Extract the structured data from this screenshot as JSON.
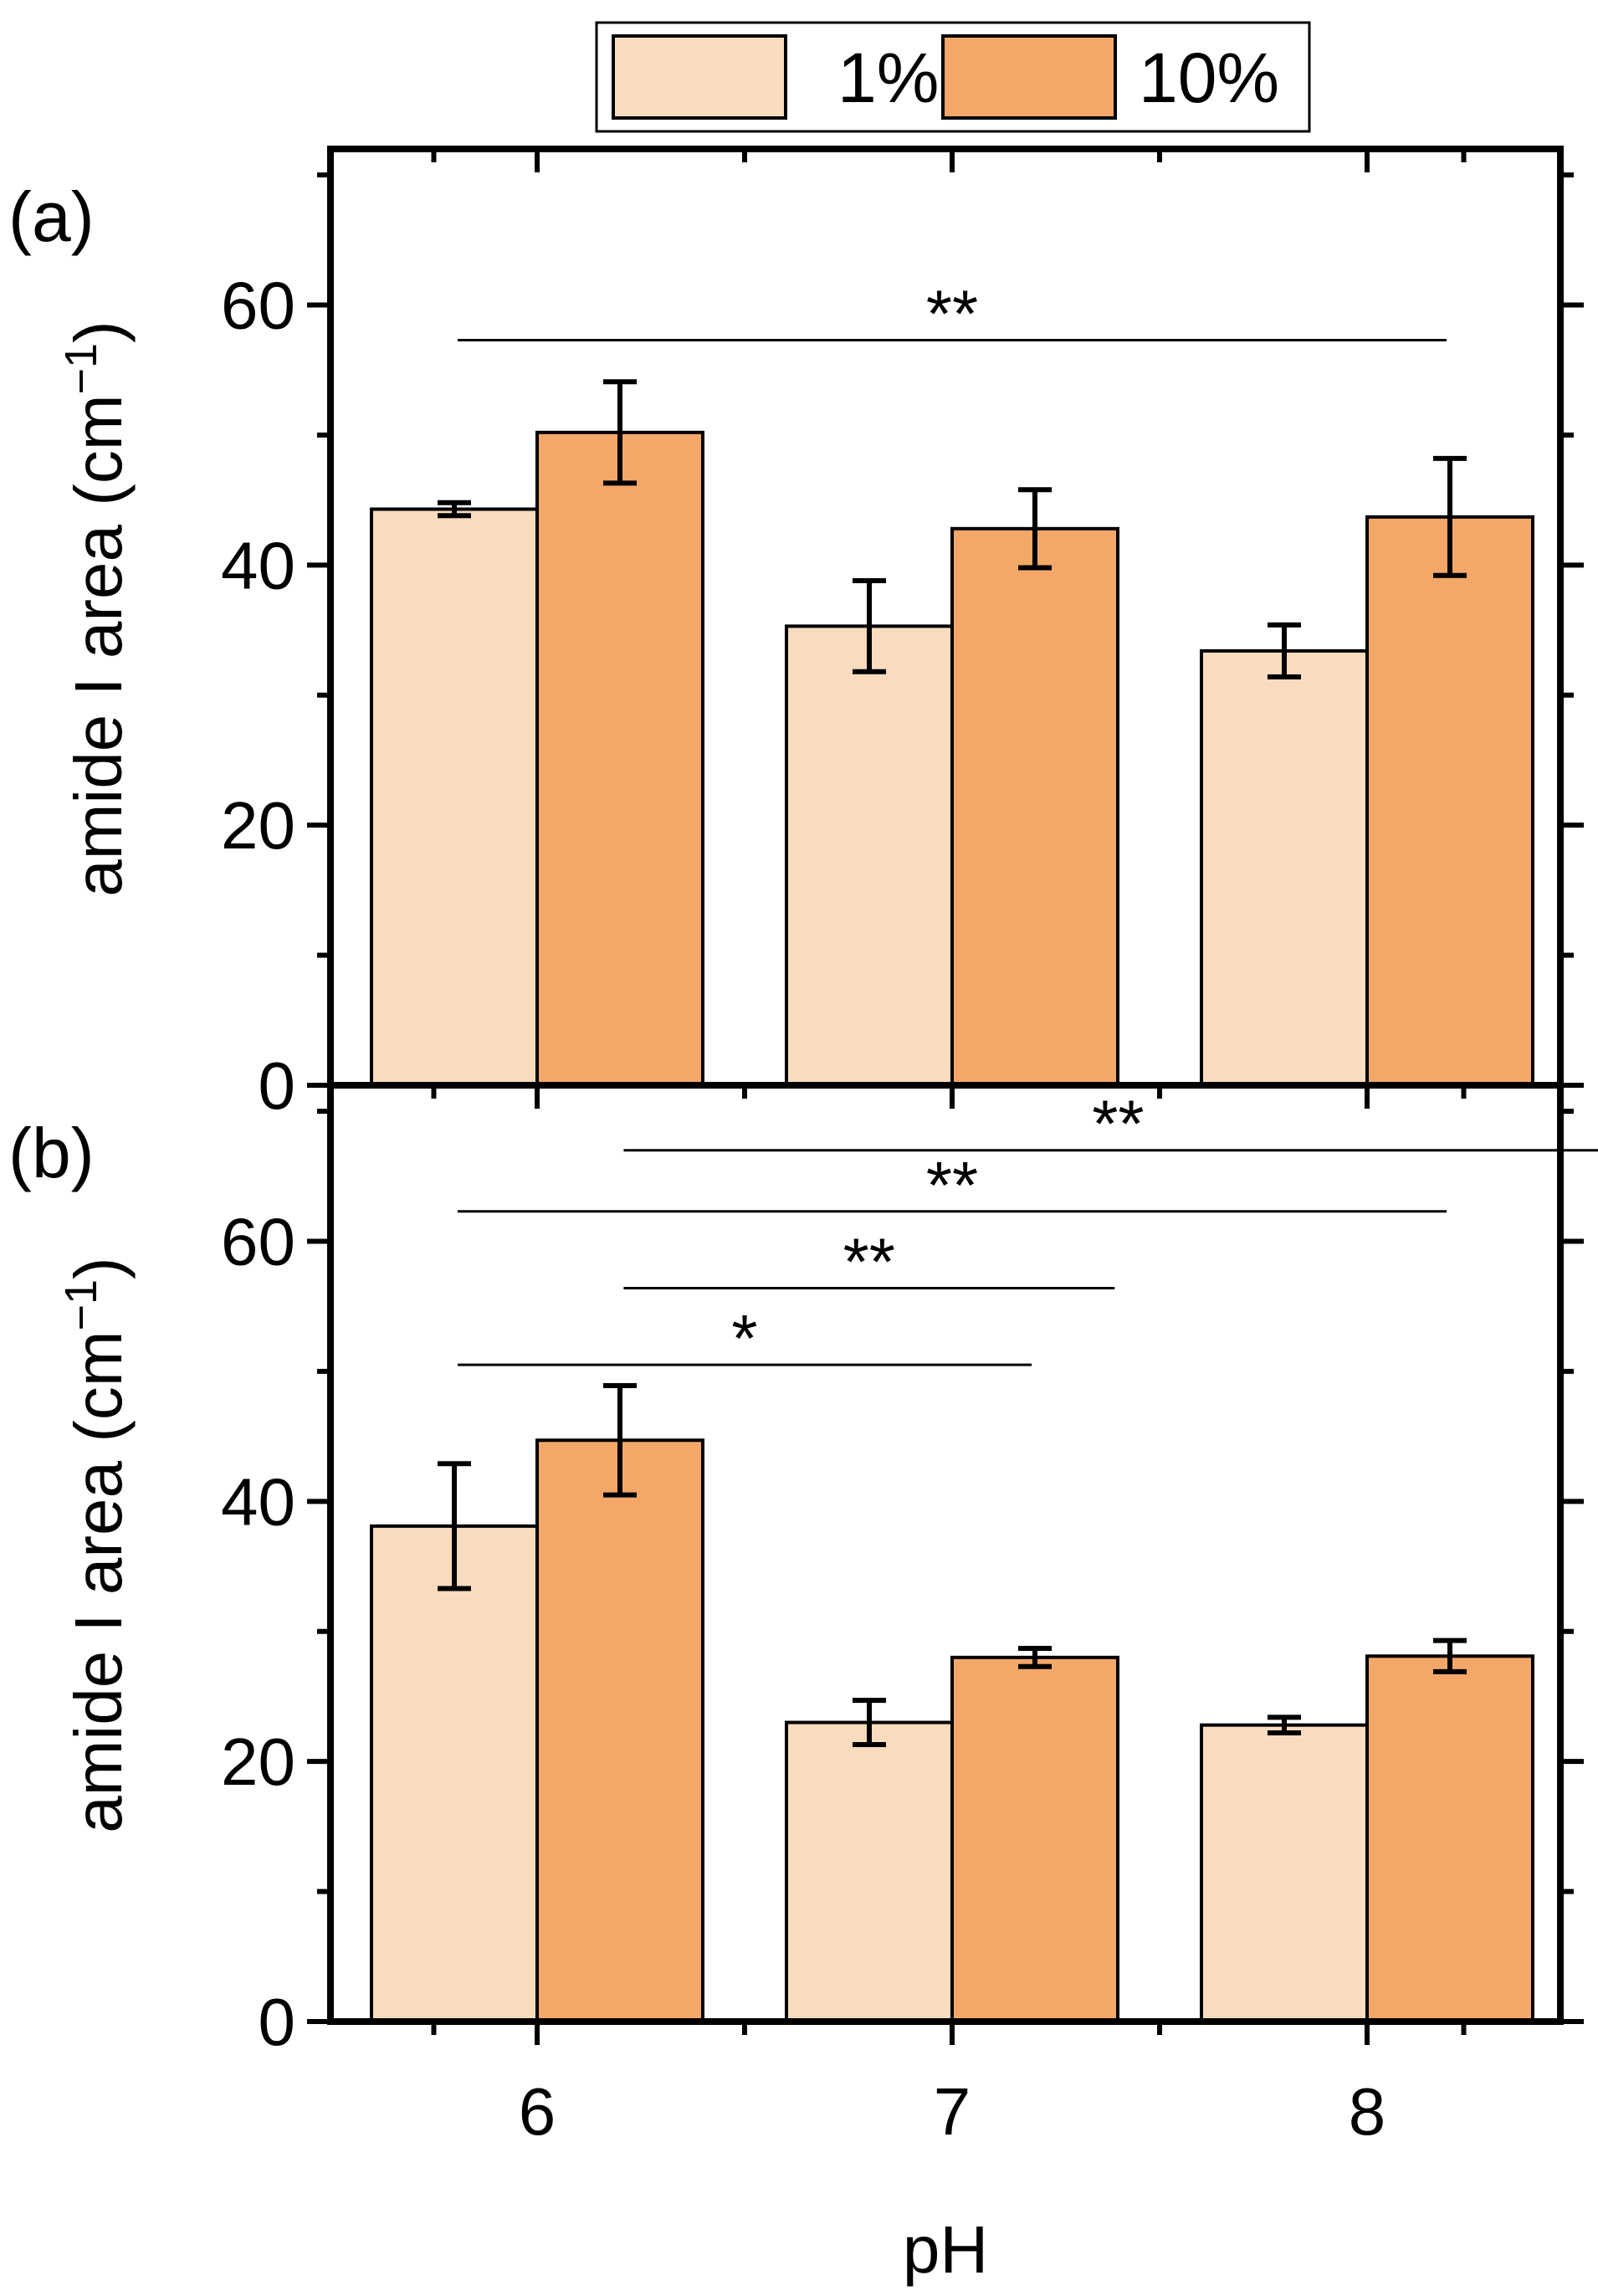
{
  "colors": {
    "s1": "#f9dbbd",
    "s2": "#f3a769"
  },
  "legend": [
    {
      "label": "1%",
      "color": "#f9dbbd"
    },
    {
      "label": "10%",
      "color": "#f3a769"
    }
  ],
  "chart_data": [
    {
      "type": "bar",
      "panel_label": "(a)",
      "categories": [
        "6",
        "7",
        "8"
      ],
      "series": [
        {
          "name": "1%",
          "values": [
            44.3,
            35.3,
            33.4
          ],
          "errors": [
            0.5,
            3.5,
            2.0
          ]
        },
        {
          "name": "10%",
          "values": [
            50.2,
            42.8,
            43.7
          ],
          "errors": [
            3.9,
            3.0,
            4.5
          ]
        }
      ],
      "ylabel_main": "amide I area (cm",
      "ylabel_sup": "−1",
      "ylabel_close": ")",
      "ylim": [
        0,
        72
      ],
      "yticks": [
        0,
        20,
        40,
        60
      ],
      "significance": [
        {
          "from": 0,
          "to": 2,
          "level": 57.3,
          "label": "**"
        }
      ]
    },
    {
      "type": "bar",
      "panel_label": "(b)",
      "categories": [
        "6",
        "7",
        "8"
      ],
      "xlabel": "pH",
      "series": [
        {
          "name": "1%",
          "values": [
            38.1,
            23.0,
            22.8
          ],
          "errors": [
            4.8,
            1.7,
            0.6
          ]
        },
        {
          "name": "10%",
          "values": [
            44.7,
            28.0,
            28.1
          ],
          "errors": [
            4.2,
            0.7,
            1.2
          ]
        }
      ],
      "ylabel_main": "amide I area (cm",
      "ylabel_sup": "−1",
      "ylabel_close": ")",
      "ylim": [
        0,
        72
      ],
      "yticks": [
        0,
        20,
        40,
        60
      ],
      "significance": [
        {
          "from": 0,
          "to": 1,
          "level": 50.5,
          "label": "*"
        },
        {
          "from": 0.4,
          "to": 1.2,
          "level": 56.4,
          "label": "**"
        },
        {
          "from": 0,
          "to": 2,
          "level": 62.3,
          "label": "**"
        },
        {
          "from": 0.4,
          "to": 2.4,
          "level": 67.0,
          "label": "**"
        }
      ]
    }
  ]
}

**YOUR INSTRUCTIONS**
Print each entry shown above with exact wording and no pictures.

**THE OUTPUT**
Extract the structured data from this screenshot as JSON.
{
  "colors": {
    "s1": "#f9dbbd",
    "s2": "#f3a769"
  },
  "legend": [
    {
      "label": "1%",
      "color": "#f9dbbd"
    },
    {
      "label": "10%",
      "color": "#f3a769"
    }
  ],
  "chart_data": [
    {
      "type": "bar",
      "panel_label": "(a)",
      "categories": [
        "6",
        "7",
        "8"
      ],
      "series": [
        {
          "name": "1%",
          "values": [
            44.3,
            35.3,
            33.4
          ],
          "errors": [
            0.5,
            3.5,
            2.0
          ]
        },
        {
          "name": "10%",
          "values": [
            50.2,
            42.8,
            43.7
          ],
          "errors": [
            3.9,
            3.0,
            4.5
          ]
        }
      ],
      "ylabel_main": "amide I area (cm",
      "ylabel_sup": "−1",
      "ylabel_close": ")",
      "ylim": [
        0,
        72
      ],
      "yticks": [
        0,
        20,
        40,
        60
      ],
      "significance": [
        {
          "from": 0,
          "to": 2,
          "level": 57.3,
          "label": "**"
        }
      ]
    },
    {
      "type": "bar",
      "panel_label": "(b)",
      "categories": [
        "6",
        "7",
        "8"
      ],
      "xlabel": "pH",
      "series": [
        {
          "name": "1%",
          "values": [
            38.1,
            23.0,
            22.8
          ],
          "errors": [
            4.8,
            1.7,
            0.6
          ]
        },
        {
          "name": "10%",
          "values": [
            44.7,
            28.0,
            28.1
          ],
          "errors": [
            4.2,
            0.7,
            1.2
          ]
        }
      ],
      "ylabel_main": "amide I area (cm",
      "ylabel_sup": "−1",
      "ylabel_close": ")",
      "ylim": [
        0,
        72
      ],
      "yticks": [
        0,
        20,
        40,
        60
      ],
      "significance": [
        {
          "from": 0,
          "to": 1,
          "level": 50.5,
          "label": "*"
        },
        {
          "from": 0.4,
          "to": 1.2,
          "level": 56.4,
          "label": "**"
        },
        {
          "from": 0,
          "to": 2,
          "level": 62.3,
          "label": "**"
        },
        {
          "from": 0.4,
          "to": 2.4,
          "level": 67.0,
          "label": "**"
        }
      ]
    }
  ]
}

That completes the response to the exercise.